## WHAT TO DO:
Quote word for word the lines starting at the line with "Give me a plain-text" and ending at the final line of the entries. Leave out any pictures.

## SUPPLIED INFORMATION:
────────

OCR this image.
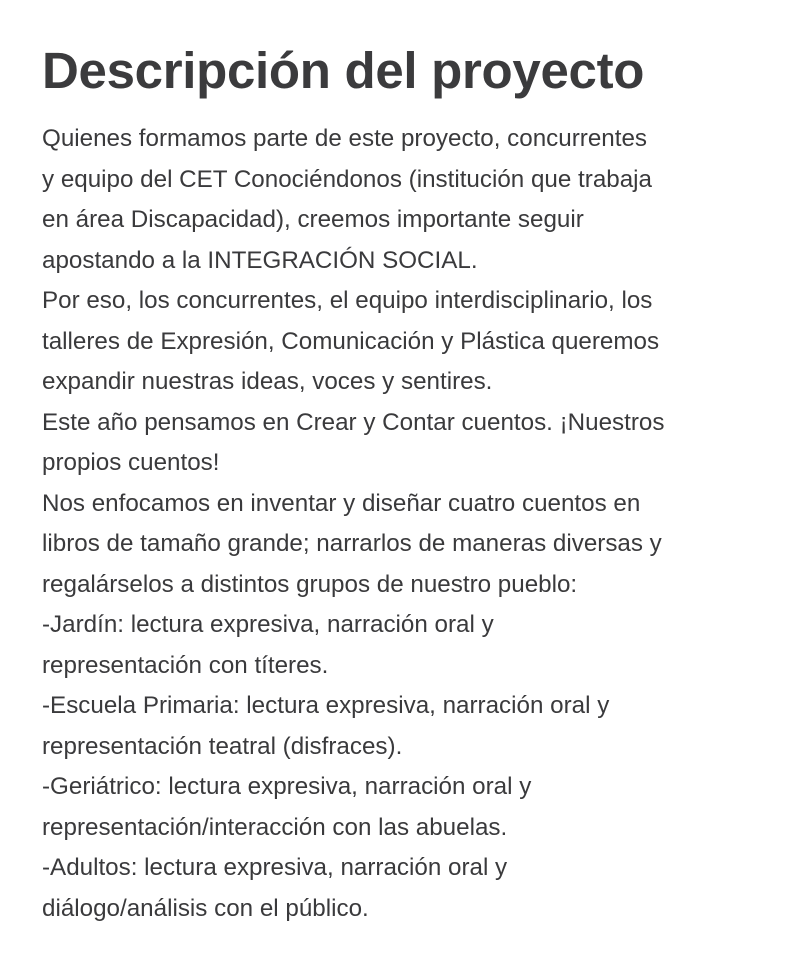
Descripción del proyecto
Quienes formamos parte de este proyecto, concurrentes
y equipo del CET Conociéndonos (institución que trabaja
en área Discapacidad), creemos importante seguir
apostando a la INTEGRACIÓN SOCIAL.
Por eso, los concurrentes, el equipo interdisciplinario, los
talleres de Expresión, Comunicación y Plástica queremos
expandir nuestras ideas, voces y sentires.
Este año pensamos en Crear y Contar cuentos. ¡Nuestros
propios cuentos!
Nos enfocamos en inventar y diseñar cuatro cuentos en
libros de tamaño grande; narrarlos de maneras diversas y
regalárselos a distintos grupos de nuestro pueblo:
-Jardín: lectura expresiva, narración oral y
representación con títeres.
-Escuela Primaria: lectura expresiva, narración oral y
representación teatral (disfraces).
-Geriátrico: lectura expresiva, narración oral y
representación/interacción con las abuelas.
-Adultos: lectura expresiva, narración oral y
diálogo/análisis con el público.
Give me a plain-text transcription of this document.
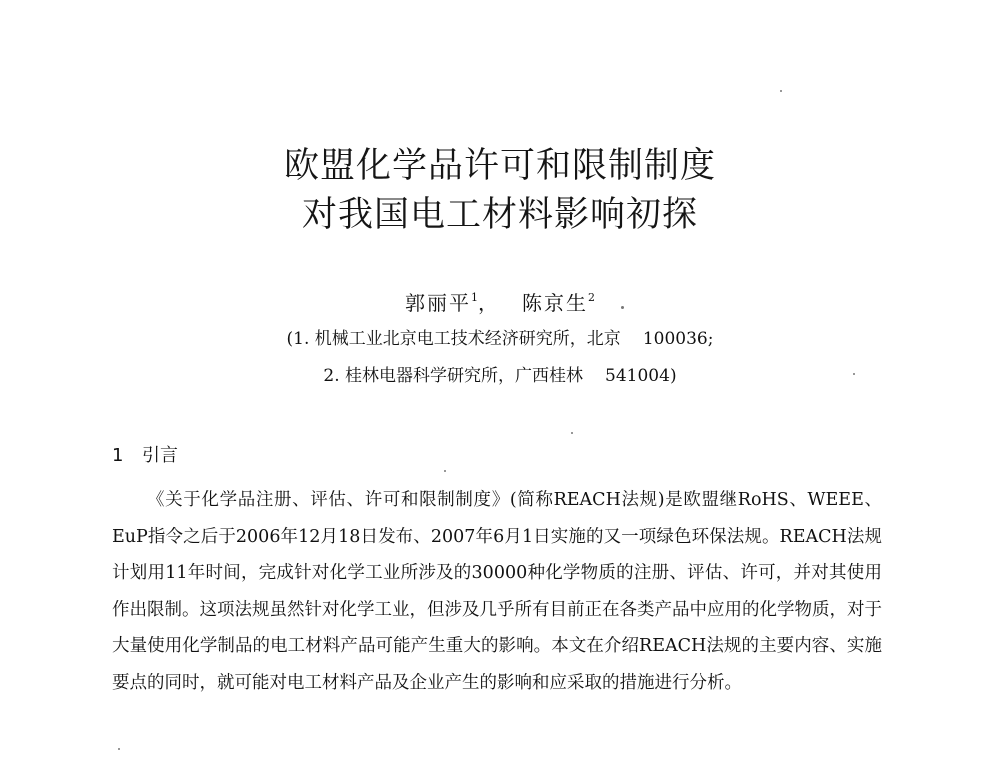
欧盟化学品许可和限制制度
对我国电工材料影响初探
郭丽平$^1$， 陈京生$^2$
(1. 机械工业北京电工技术经济研究所，北京 100036;
2. 桂林电器科学研究所，广西桂林 541004)
1 引言

《关于化学品注册、评估、许可和限制制度》(简称REACH法规)是欧盟继RoHS、WEEE、EuP指令之后于2006年12月18日发布、2007年6月1日实施的又一项绿色环保法规。REACH法规计划用11年时间，完成针对化学工业所涉及的30000种化学物质的注册、评估、许可，并对其使用作出限制。这项法规虽然针对化学工业，但涉及几乎所有目前正在各类产品中应用的化学物质，对于大量使用化学制品的电工材料产品可能产生重大的影响。本文在介绍REACH法规的主要内容、实施要点的同时，就可能对电工材料产品及企业产生的影响和应采取的措施进行分析。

────────

## EXERCISE OUTPUT:
Give me a plain-text transcription of this document.
欧盟化学品许可和限制制度
对我国电工材料影响初探
郭丽平$^1$， 陈京生$^2$
(1. 机械工业北京电工技术经济研究所，北京 100036;
2. 桂林电器科学研究所，广西桂林 541004)
1 引言

《关于化学品注册、评估、许可和限制制度》(简称REACH法规)是欧盟继RoHS、WEEE、EuP指令之后于2006年12月18日发布、2007年6月1日实施的又一项绿色环保法规。REACH法规计划用11年时间，完成针对化学工业所涉及的30000种化学物质的注册、评估、许可，并对其使用作出限制。这项法规虽然针对化学工业，但涉及几乎所有目前正在各类产品中应用的化学物质，对于大量使用化学制品的电工材料产品可能产生重大的影响。本文在介绍REACH法规的主要内容、实施要点的同时，就可能对电工材料产品及企业产生的影响和应采取的措施进行分析。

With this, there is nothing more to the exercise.